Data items
════════════════════

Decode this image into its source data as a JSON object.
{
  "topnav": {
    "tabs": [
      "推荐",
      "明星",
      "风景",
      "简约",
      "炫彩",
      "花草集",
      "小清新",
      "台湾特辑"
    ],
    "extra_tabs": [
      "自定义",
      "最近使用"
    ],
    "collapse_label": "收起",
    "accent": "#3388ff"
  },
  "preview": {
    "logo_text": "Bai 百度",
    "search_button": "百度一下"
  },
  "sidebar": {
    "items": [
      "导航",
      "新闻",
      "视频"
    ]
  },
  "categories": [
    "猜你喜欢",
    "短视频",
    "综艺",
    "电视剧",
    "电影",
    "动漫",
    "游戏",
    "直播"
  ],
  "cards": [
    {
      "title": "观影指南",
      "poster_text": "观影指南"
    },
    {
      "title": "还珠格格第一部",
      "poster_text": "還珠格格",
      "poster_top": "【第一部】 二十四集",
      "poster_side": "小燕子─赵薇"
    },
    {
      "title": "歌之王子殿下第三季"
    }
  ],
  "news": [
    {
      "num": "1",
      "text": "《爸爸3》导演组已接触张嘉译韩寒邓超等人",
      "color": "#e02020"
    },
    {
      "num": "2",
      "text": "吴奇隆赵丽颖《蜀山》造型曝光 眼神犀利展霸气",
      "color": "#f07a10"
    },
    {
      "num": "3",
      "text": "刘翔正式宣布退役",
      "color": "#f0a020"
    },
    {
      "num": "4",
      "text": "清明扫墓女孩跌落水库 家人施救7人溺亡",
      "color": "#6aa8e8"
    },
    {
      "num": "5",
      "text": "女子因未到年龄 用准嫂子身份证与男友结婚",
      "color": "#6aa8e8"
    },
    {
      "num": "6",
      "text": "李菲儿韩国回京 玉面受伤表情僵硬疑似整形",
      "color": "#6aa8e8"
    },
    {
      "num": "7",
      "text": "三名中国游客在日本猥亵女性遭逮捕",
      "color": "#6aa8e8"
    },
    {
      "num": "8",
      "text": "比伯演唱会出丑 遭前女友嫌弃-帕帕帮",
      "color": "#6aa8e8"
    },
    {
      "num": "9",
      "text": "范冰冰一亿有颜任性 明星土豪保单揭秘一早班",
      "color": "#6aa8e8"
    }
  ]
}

════════════════════

STATED PROBLEM -
Find all lines with "title" in them and copy each one.

OUTPUT FOR THIS EXERCISE -
      "title": "观影指南",
      "title": "还珠格格第一部",
      "title": "歌之王子殿下第三季"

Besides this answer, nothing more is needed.